▸ **STATED EXERCISE**:
Check each line of the data below for the word "Speaking", then extract the ones that have it.

▸ **DATA FOR THIS EXERCISE**:
━━━━━━━━━━
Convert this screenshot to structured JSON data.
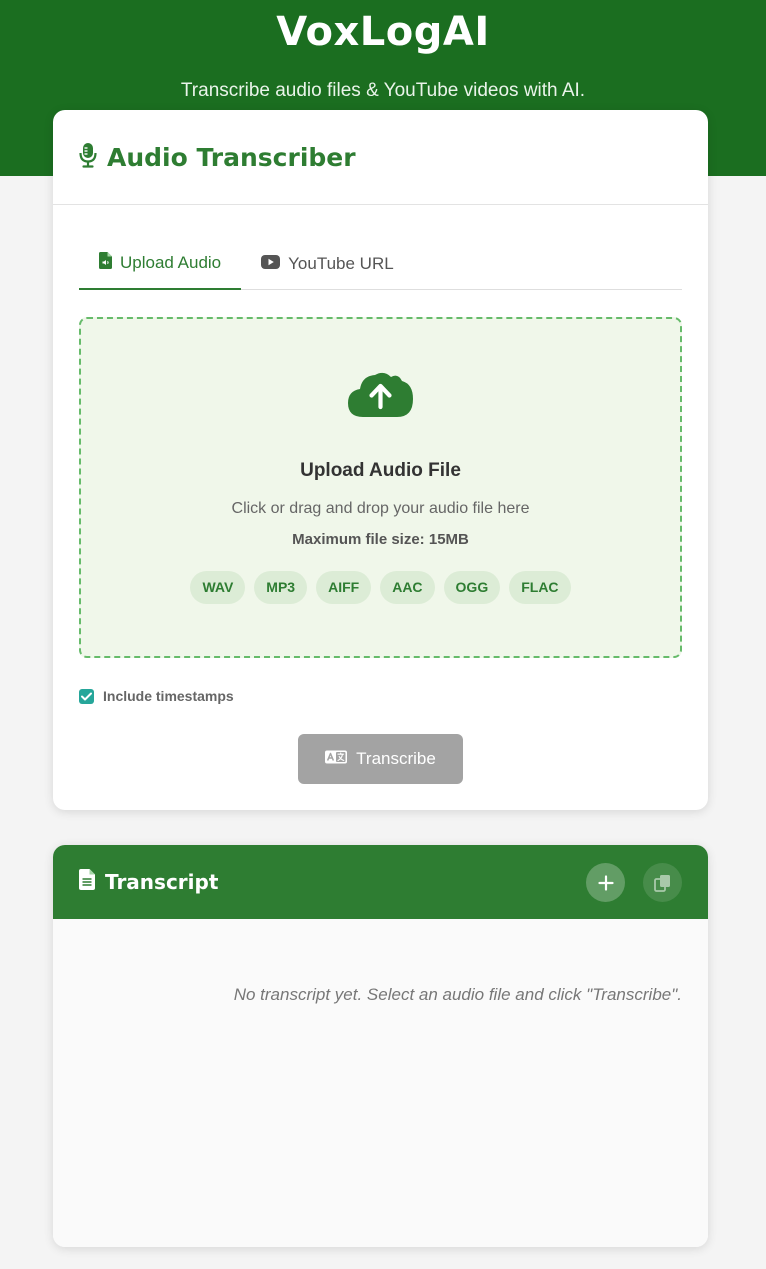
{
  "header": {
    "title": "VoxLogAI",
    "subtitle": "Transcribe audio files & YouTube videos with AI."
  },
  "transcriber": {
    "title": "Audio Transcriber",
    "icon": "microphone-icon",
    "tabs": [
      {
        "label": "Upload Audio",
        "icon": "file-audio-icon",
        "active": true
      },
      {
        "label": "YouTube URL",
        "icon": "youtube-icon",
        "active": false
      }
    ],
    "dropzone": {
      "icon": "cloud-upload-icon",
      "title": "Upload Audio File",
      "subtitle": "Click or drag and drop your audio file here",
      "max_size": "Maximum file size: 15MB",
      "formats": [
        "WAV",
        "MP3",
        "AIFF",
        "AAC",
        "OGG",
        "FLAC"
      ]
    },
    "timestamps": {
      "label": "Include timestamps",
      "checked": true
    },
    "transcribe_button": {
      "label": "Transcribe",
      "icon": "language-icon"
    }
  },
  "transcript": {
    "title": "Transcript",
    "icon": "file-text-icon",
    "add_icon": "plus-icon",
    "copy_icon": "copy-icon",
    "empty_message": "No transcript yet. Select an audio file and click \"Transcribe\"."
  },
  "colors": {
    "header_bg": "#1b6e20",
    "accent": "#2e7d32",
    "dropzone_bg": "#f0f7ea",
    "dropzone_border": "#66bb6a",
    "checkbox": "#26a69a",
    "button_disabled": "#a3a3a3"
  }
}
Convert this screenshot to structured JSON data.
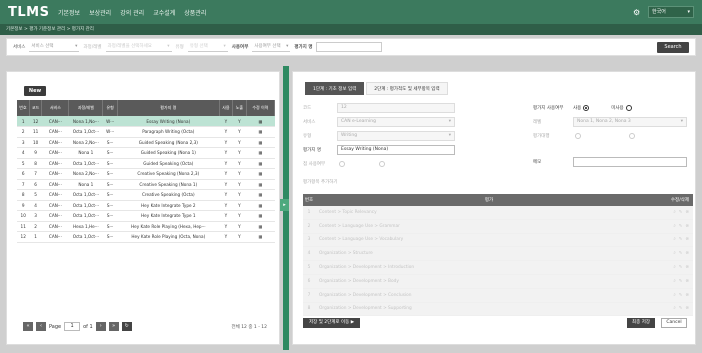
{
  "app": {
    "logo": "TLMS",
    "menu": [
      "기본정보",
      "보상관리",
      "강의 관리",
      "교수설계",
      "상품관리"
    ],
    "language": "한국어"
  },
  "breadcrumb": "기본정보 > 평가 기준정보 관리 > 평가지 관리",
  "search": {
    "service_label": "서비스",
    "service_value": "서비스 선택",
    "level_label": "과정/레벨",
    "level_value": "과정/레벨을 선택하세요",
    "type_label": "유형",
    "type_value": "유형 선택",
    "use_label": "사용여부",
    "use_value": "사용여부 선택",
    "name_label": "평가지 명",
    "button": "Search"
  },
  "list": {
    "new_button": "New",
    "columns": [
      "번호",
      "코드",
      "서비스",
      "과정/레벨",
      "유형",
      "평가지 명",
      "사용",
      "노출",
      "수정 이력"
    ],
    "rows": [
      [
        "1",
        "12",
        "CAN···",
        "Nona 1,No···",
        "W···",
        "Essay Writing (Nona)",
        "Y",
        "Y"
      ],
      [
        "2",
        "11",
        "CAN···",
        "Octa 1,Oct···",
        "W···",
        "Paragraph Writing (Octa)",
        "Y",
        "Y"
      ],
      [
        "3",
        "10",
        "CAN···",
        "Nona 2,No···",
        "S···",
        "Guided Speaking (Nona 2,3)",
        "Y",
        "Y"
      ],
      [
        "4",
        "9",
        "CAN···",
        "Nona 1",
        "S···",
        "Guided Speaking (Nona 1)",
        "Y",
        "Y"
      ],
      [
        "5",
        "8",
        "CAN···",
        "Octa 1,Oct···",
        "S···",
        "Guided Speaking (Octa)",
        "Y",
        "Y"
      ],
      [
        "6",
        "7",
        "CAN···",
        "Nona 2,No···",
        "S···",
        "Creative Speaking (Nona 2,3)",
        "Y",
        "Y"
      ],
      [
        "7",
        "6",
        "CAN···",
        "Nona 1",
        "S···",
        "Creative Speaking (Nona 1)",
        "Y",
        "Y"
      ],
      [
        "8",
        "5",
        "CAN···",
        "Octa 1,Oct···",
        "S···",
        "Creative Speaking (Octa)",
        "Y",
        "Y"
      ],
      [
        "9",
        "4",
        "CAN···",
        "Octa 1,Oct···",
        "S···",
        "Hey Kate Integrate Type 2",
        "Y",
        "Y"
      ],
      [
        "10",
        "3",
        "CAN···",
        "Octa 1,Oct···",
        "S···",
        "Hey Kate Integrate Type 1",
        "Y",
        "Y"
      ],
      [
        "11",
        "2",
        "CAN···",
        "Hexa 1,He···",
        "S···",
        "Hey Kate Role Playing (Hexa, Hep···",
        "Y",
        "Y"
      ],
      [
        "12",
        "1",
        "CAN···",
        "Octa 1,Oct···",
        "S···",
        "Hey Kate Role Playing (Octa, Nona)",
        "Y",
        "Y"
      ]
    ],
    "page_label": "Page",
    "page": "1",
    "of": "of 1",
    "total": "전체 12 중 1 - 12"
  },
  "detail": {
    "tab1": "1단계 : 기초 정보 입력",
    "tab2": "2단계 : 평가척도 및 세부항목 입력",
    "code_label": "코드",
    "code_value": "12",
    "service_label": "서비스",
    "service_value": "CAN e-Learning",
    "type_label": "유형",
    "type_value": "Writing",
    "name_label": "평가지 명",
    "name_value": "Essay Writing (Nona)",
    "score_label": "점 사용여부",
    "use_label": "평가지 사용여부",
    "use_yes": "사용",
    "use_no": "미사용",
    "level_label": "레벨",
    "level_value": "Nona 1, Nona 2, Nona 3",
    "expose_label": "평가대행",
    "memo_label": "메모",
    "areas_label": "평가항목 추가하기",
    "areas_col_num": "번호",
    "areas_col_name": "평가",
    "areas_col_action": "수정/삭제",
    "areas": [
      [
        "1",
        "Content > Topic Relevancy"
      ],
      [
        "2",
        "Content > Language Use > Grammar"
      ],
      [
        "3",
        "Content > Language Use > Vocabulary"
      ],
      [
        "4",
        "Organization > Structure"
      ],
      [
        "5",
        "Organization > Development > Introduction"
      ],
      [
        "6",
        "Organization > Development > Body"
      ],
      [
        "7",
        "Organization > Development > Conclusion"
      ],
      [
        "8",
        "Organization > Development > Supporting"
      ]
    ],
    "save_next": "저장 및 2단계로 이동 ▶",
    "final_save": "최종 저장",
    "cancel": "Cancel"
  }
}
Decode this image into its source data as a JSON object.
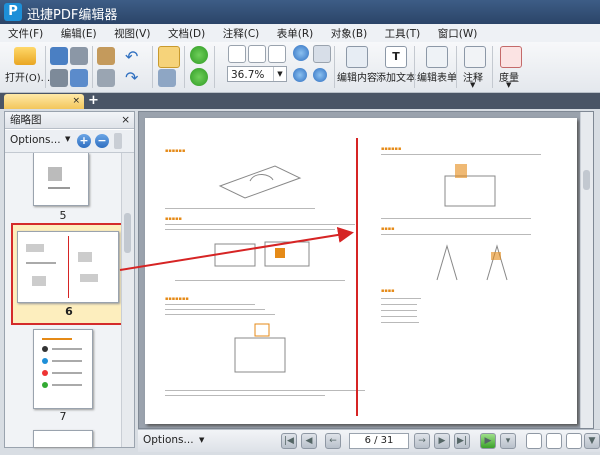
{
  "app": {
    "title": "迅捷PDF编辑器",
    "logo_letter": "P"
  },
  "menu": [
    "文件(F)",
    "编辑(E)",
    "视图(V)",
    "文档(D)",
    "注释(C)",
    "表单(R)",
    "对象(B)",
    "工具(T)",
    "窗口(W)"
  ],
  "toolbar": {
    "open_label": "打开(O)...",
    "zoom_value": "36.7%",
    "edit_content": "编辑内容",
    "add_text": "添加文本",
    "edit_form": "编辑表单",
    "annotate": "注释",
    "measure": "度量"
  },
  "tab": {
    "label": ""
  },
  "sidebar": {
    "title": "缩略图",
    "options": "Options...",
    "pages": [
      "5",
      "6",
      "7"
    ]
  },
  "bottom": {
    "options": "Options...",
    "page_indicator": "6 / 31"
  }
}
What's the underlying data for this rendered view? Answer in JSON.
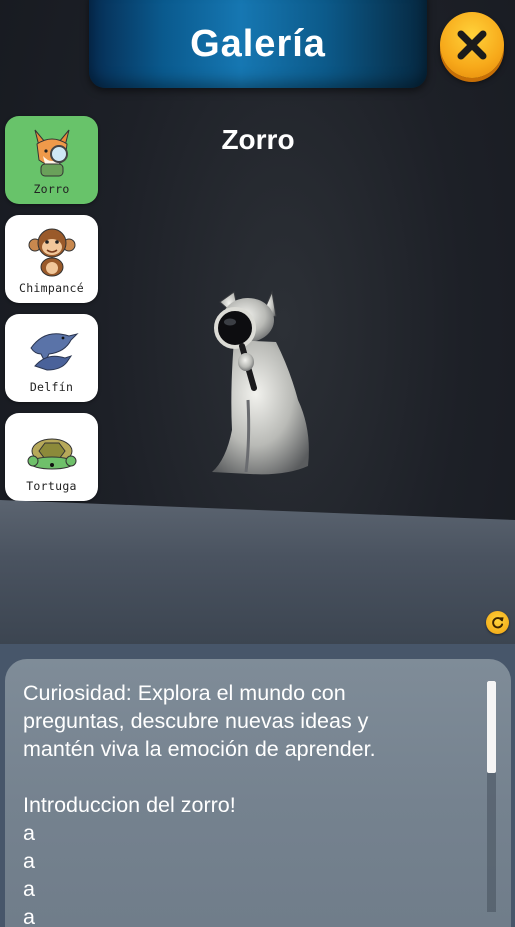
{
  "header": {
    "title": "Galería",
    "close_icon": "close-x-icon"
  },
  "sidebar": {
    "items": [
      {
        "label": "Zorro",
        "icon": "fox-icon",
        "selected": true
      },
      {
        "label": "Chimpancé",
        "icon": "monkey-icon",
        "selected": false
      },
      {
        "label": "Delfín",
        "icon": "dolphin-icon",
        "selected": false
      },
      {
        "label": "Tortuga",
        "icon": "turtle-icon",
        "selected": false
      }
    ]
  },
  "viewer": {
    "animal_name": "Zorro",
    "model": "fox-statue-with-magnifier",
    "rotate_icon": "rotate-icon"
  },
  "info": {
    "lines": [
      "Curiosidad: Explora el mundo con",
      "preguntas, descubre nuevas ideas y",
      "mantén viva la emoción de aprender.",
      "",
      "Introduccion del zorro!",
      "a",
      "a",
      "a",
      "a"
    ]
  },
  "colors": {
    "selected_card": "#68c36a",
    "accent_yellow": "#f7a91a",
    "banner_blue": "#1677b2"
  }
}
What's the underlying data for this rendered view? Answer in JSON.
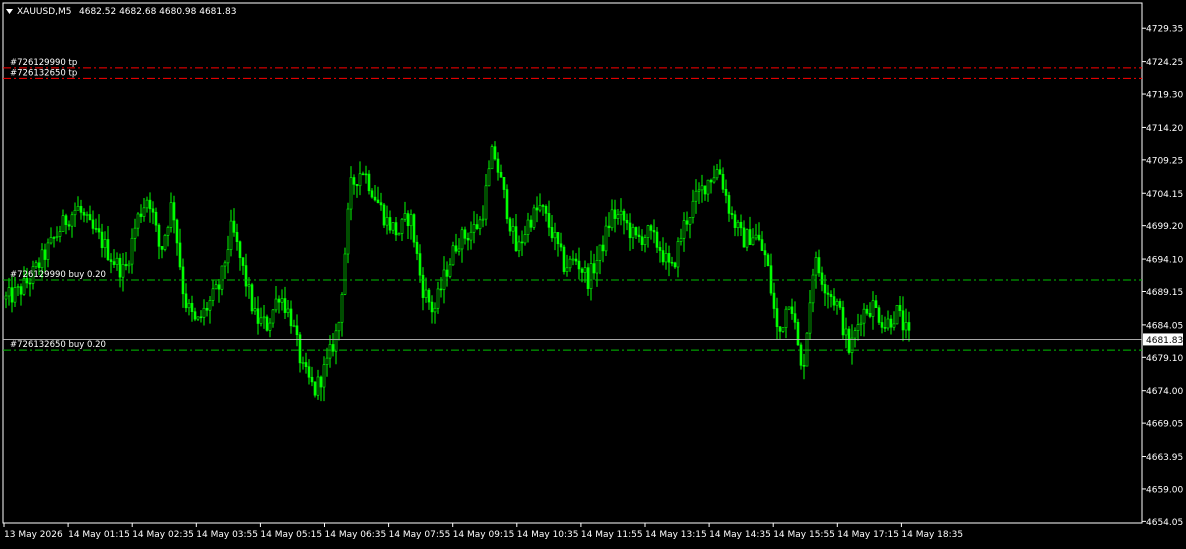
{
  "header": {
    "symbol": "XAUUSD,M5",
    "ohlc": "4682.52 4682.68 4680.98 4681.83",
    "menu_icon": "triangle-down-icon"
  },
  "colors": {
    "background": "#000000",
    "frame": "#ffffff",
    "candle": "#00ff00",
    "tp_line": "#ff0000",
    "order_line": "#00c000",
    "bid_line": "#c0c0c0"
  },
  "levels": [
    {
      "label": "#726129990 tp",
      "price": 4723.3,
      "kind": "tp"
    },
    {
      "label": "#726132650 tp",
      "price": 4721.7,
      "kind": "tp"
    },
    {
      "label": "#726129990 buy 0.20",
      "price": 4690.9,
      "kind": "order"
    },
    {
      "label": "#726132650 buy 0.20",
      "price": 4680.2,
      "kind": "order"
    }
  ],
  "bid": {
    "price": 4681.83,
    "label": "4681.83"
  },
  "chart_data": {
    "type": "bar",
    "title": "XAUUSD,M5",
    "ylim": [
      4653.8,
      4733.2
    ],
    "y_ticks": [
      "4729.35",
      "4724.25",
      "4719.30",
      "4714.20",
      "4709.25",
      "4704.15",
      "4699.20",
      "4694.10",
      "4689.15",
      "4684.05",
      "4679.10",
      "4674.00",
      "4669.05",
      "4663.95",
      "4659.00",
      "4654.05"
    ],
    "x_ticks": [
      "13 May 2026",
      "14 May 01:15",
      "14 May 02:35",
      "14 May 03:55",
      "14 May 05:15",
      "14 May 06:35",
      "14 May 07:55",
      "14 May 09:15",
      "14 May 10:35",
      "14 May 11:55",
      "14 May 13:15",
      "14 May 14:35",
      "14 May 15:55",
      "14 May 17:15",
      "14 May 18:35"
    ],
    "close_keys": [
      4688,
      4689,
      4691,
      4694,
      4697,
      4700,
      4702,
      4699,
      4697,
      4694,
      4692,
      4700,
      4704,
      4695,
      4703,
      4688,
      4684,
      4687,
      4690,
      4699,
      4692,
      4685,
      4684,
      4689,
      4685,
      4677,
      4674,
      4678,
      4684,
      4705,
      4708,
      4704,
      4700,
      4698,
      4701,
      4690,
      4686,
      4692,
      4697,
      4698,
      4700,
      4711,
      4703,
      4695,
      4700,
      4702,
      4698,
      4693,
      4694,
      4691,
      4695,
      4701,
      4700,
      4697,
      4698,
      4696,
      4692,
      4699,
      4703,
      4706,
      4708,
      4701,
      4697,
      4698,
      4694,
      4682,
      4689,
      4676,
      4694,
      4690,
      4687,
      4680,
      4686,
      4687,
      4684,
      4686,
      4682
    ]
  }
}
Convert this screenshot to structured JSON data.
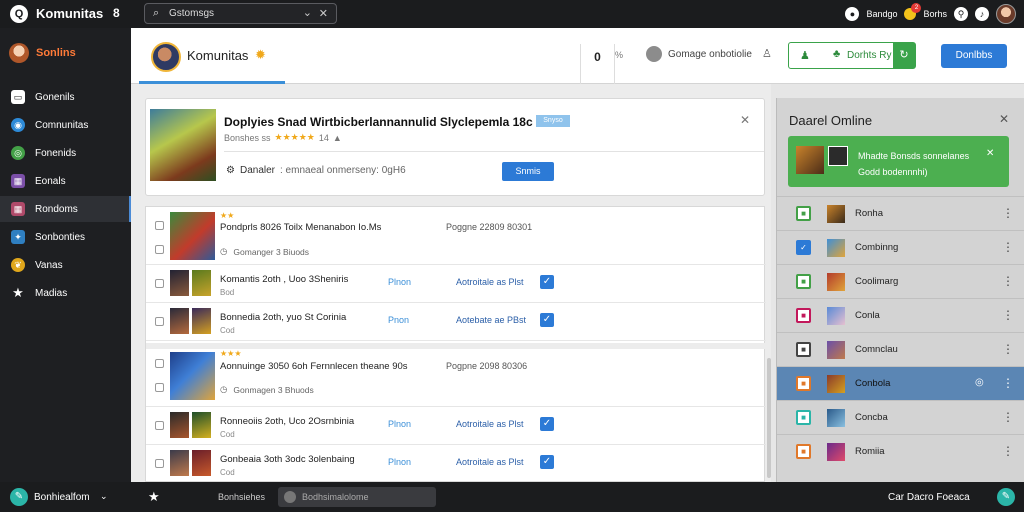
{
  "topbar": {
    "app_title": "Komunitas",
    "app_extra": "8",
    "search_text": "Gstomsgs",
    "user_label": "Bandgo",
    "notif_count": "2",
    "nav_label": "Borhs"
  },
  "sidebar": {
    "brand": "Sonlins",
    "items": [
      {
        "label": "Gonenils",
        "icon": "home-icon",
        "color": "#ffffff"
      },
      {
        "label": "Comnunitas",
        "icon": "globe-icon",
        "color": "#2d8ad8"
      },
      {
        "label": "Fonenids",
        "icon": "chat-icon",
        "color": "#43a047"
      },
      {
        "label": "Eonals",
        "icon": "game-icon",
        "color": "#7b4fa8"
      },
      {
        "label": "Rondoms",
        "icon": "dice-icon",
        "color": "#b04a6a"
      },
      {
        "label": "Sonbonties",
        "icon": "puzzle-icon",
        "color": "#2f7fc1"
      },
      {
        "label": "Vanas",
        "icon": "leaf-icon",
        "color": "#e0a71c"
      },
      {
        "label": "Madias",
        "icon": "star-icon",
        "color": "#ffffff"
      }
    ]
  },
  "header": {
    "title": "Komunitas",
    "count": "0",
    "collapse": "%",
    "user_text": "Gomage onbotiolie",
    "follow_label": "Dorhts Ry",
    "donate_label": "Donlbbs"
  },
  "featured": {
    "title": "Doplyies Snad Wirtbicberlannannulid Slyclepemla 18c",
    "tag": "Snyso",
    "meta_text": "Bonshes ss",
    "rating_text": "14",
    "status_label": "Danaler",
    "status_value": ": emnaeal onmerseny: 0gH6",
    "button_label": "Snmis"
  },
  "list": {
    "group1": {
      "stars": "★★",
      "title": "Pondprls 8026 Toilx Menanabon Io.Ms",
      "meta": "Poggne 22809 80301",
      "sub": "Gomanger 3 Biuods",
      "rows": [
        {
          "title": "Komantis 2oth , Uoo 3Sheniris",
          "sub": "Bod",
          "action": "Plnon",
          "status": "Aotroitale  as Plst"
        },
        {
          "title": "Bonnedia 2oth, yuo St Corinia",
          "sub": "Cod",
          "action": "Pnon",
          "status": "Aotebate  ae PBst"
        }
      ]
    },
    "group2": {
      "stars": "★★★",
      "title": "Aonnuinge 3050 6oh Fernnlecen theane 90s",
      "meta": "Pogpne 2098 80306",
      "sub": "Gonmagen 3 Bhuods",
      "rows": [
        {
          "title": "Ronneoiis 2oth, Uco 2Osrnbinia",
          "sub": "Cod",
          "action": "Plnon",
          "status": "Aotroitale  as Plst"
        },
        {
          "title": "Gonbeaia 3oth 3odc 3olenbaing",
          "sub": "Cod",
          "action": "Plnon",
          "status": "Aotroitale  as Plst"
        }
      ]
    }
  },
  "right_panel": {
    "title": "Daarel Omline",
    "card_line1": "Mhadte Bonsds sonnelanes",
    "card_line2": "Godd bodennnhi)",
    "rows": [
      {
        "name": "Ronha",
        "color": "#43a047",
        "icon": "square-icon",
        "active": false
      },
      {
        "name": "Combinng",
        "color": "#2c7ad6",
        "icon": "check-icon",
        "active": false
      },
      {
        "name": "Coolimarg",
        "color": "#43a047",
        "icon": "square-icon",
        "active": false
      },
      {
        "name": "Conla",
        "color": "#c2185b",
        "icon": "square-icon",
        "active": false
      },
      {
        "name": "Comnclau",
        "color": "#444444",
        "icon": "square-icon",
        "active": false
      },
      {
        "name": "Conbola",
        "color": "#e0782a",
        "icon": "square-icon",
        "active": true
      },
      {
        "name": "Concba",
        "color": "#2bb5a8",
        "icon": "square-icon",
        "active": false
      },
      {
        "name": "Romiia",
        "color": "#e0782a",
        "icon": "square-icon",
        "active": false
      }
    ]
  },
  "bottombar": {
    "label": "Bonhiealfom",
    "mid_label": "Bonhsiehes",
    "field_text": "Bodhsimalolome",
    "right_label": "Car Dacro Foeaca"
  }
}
━━━━━━━━━━
▸ **SOLUTION FOR THIS TASK**:
        "Guided Speaking (Nona 2,3)",
        "Guided Speaking (Nona 1)",
        "Guided Speaking (Octa)",
        "Creative Speaking (Nona 2,3)",
        "Creative Speaking (Nona 1)",
        "Creative Speaking (Octa)",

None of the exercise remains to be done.